Output each entry verbatim and exclude every picture from it.

(Records that describe figures)
/---

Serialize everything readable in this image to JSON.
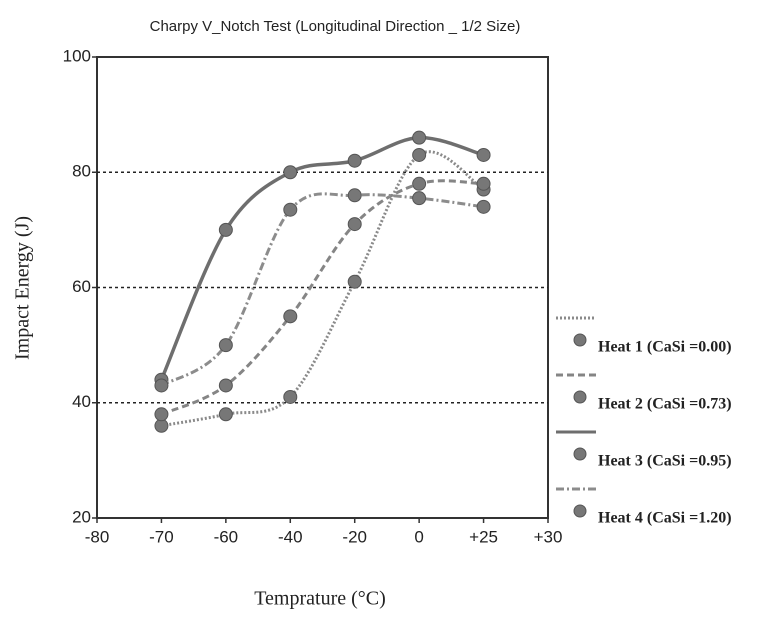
{
  "chart_data": {
    "type": "line",
    "title": "Charpy V_Notch Test (Longitudinal Direction _ 1/2 Size)",
    "x_label": "Temprature (°C)",
    "y_label": "Impact Energy (J)",
    "categories": [
      "-80",
      "-70",
      "-60",
      "-40",
      "-20",
      "0",
      "+25",
      "+30"
    ],
    "ylim": [
      20,
      100
    ],
    "yticks": [
      20,
      40,
      60,
      80,
      100
    ],
    "grid": true,
    "legend": "right",
    "series": [
      {
        "name": "Heat 1 (CaSi =0.00)",
        "color": "#8a8a8a",
        "line_style": "dotted",
        "values": [
          null,
          36,
          38,
          41,
          61,
          83,
          77,
          null
        ]
      },
      {
        "name": "Heat 2 (CaSi =0.73)",
        "color": "#858585",
        "line_style": "dashed",
        "values": [
          null,
          38,
          43,
          55,
          71,
          78,
          78,
          null
        ]
      },
      {
        "name": "Heat 3 (CaSi =0.95)",
        "color": "#6e6e6e",
        "line_style": "solid",
        "values": [
          null,
          44,
          70,
          80,
          82,
          86,
          83,
          null
        ]
      },
      {
        "name": "Heat 4 (CaSi =1.20)",
        "color": "#8c8c8c",
        "line_style": "dashdot",
        "values": [
          null,
          43,
          50,
          73.5,
          76,
          75.5,
          74,
          null
        ]
      }
    ]
  }
}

\---

- _Task solution_
Serialize everything readable in this image to JSON.
{
  "chart_data": {
    "type": "line",
    "title": "Charpy V_Notch Test (Longitudinal Direction _ 1/2 Size)",
    "x_label": "Temprature (°C)",
    "y_label": "Impact Energy (J)",
    "categories": [
      "-80",
      "-70",
      "-60",
      "-40",
      "-20",
      "0",
      "+25",
      "+30"
    ],
    "ylim": [
      20,
      100
    ],
    "yticks": [
      20,
      40,
      60,
      80,
      100
    ],
    "grid": true,
    "legend": "right",
    "series": [
      {
        "name": "Heat 1 (CaSi =0.00)",
        "color": "#8a8a8a",
        "line_style": "dotted",
        "values": [
          null,
          36,
          38,
          41,
          61,
          83,
          77,
          null
        ]
      },
      {
        "name": "Heat 2 (CaSi =0.73)",
        "color": "#858585",
        "line_style": "dashed",
        "values": [
          null,
          38,
          43,
          55,
          71,
          78,
          78,
          null
        ]
      },
      {
        "name": "Heat 3 (CaSi =0.95)",
        "color": "#6e6e6e",
        "line_style": "solid",
        "values": [
          null,
          44,
          70,
          80,
          82,
          86,
          83,
          null
        ]
      },
      {
        "name": "Heat 4 (CaSi =1.20)",
        "color": "#8c8c8c",
        "line_style": "dashdot",
        "values": [
          null,
          43,
          50,
          73.5,
          76,
          75.5,
          74,
          null
        ]
      }
    ]
  }
}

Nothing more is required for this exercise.